**WHAT NEEDS TO BE DONE:** Locate the lines where "chevron" occurs and copy them as they stand.

■ ■ ■ ■ ■ ■ ■

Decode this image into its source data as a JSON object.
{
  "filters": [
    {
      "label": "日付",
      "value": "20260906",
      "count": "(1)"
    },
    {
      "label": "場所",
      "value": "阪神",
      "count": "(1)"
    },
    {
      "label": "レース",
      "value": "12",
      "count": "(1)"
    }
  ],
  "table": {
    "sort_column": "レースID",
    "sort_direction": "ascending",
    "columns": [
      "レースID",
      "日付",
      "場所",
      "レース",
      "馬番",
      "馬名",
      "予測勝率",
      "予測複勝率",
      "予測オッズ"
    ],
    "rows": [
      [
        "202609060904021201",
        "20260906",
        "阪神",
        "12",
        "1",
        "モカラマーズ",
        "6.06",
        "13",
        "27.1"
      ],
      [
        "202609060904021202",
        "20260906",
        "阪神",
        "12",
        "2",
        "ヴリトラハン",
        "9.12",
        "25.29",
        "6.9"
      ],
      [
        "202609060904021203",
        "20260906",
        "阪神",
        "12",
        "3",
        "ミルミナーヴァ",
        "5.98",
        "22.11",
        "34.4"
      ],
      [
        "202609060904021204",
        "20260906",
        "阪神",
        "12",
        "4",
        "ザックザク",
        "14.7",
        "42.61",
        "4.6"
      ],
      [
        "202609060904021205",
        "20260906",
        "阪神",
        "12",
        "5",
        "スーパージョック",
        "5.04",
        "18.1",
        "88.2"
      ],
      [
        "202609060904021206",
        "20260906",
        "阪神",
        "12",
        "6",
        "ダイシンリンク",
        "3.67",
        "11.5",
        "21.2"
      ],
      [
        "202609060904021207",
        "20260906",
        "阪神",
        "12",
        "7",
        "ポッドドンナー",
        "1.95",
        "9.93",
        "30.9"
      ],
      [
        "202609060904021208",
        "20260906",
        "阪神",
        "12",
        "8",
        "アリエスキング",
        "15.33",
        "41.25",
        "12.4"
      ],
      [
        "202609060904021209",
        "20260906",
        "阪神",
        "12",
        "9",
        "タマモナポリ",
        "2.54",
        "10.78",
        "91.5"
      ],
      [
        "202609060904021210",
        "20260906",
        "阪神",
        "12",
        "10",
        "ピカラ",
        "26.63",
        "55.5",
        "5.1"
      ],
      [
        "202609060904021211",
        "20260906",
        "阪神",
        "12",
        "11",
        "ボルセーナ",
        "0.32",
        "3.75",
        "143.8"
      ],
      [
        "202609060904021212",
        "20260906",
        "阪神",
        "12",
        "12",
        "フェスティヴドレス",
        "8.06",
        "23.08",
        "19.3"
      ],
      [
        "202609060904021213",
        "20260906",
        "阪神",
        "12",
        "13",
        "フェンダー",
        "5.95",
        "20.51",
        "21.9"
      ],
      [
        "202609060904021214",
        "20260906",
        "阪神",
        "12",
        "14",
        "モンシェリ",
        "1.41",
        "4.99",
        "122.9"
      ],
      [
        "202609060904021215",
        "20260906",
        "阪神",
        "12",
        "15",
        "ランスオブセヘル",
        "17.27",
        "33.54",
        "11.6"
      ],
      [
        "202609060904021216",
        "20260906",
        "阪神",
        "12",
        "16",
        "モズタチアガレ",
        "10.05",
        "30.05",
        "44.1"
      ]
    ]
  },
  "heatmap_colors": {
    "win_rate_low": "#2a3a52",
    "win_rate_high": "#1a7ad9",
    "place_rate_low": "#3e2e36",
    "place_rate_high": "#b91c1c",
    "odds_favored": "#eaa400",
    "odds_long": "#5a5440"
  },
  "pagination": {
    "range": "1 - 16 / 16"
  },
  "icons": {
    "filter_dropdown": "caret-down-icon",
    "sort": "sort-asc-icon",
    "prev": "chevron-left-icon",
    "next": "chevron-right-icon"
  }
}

■ ■ ■ ■ ■ ■ ■

**ANSWER TO THIS EXERCISE:**
    "prev": "chevron-left-icon",
    "next": "chevron-right-icon"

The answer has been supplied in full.